Kutipan Teks:
Tulis Ulang Sejarah Nusantara: Nanggroe Atjeh Darussalam (Part 11 dan 12 )
Pada tanggal 18 Februari 1873, lewat perintah rahasia, Menteri Tanah Jajahan Van De Putte atas nama pemerintah Belanda menginstruksikan kepada Gubernur Jenderal Lauden yang berkedudukan di Batavia agar mulai menyerang Aceh. Secepat kilat Lauden segera menggelar sidang khusus mengecek kesiapan armadanya di lapangan dan mematangkan hal-hal teknis lainnya.
Sejarahwan Anthony Reid dalam disertasi program doktoralnya di Cambridge University yang meneliti hubungan antara Aceh, Belanda, dan Inggris dalam kaitannya dengan perang kolonial tahun 1858-1898[1] melukiskan hari-hari menjelang dimulainya perang kolonial Belanda atas Aceh.
Reid menulis bahwa Gubernur Jenderal Lauden pada 4 Maret 1873 mengirim ultimatum kepada Aceh agar dalam waktu 24 jam mau mengakui kedaulatan Belanda dan jika tidak maka berarti perang.

Cuplikan Daftar:
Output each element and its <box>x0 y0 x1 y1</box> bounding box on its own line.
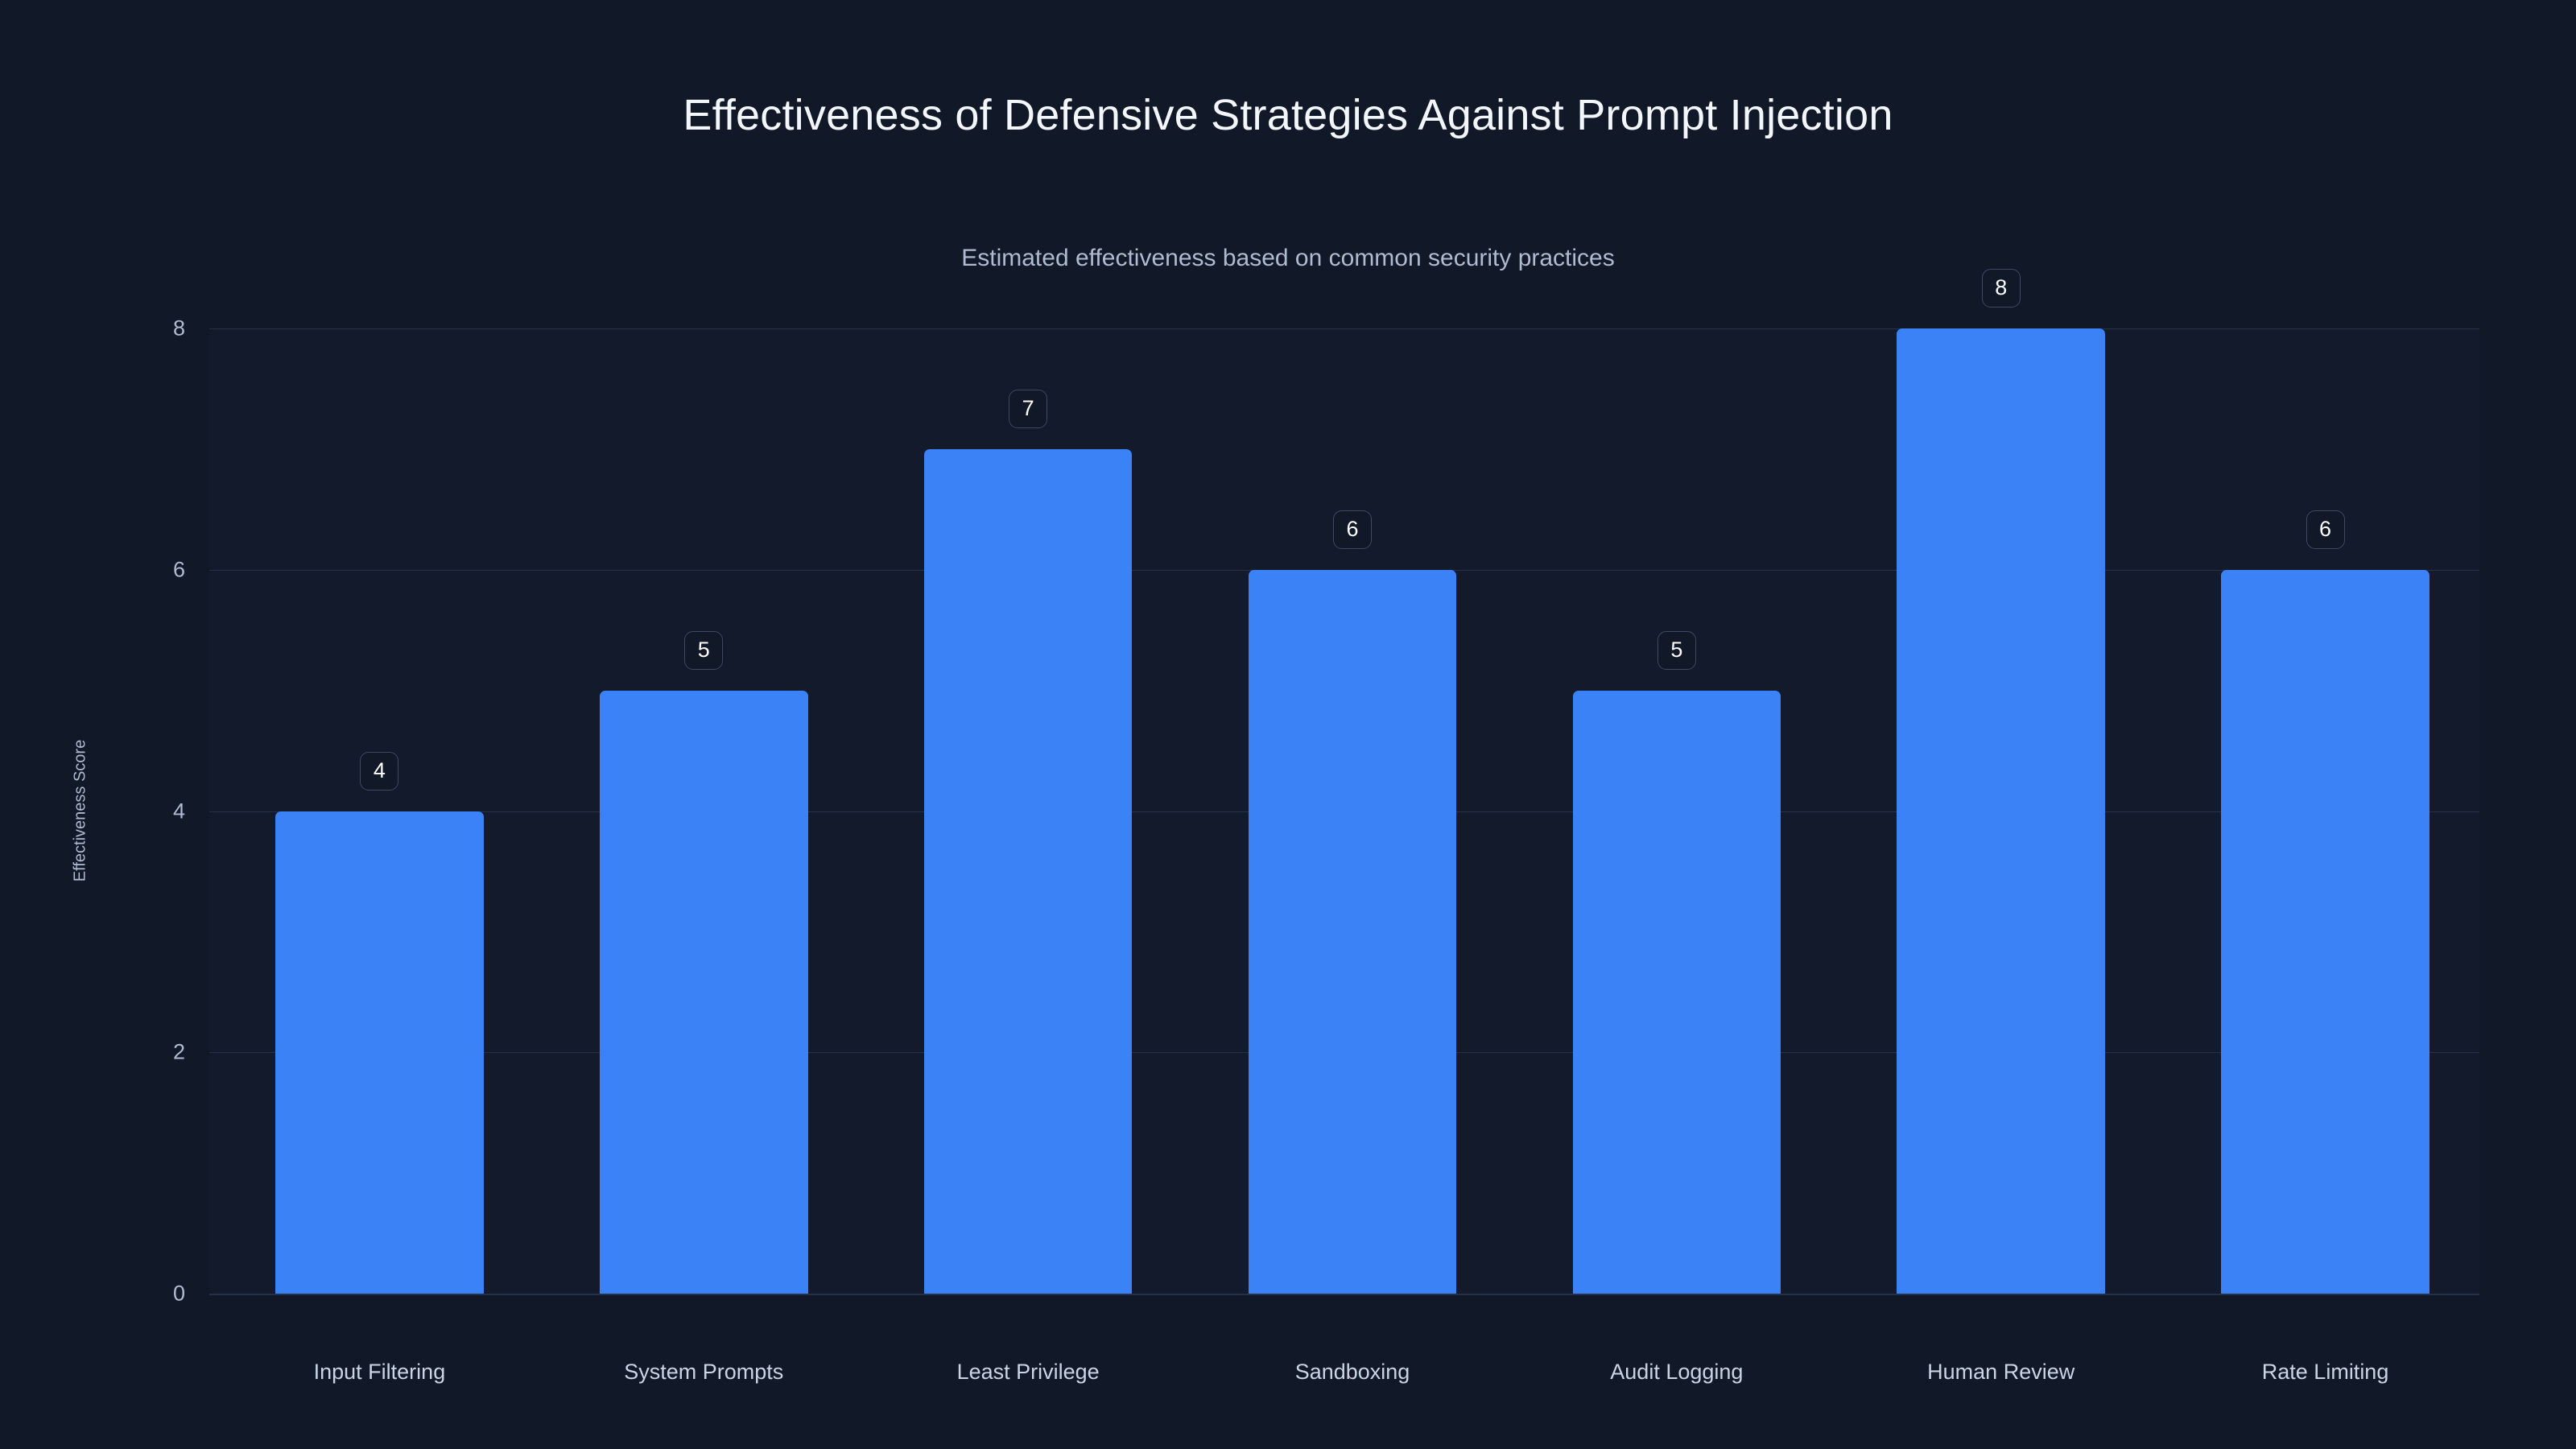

Tugas Anda:
Sebutkan setiap nama orang yang muncul dalam kutipan teks tentang awal perang Belanda atas Aceh.

Hasil Tugas:
- Van De Putte (Menteri Tanah Jajahan)
- Lauden (Gubernur Jenderal)
- Anthony Reid (sejarahwan)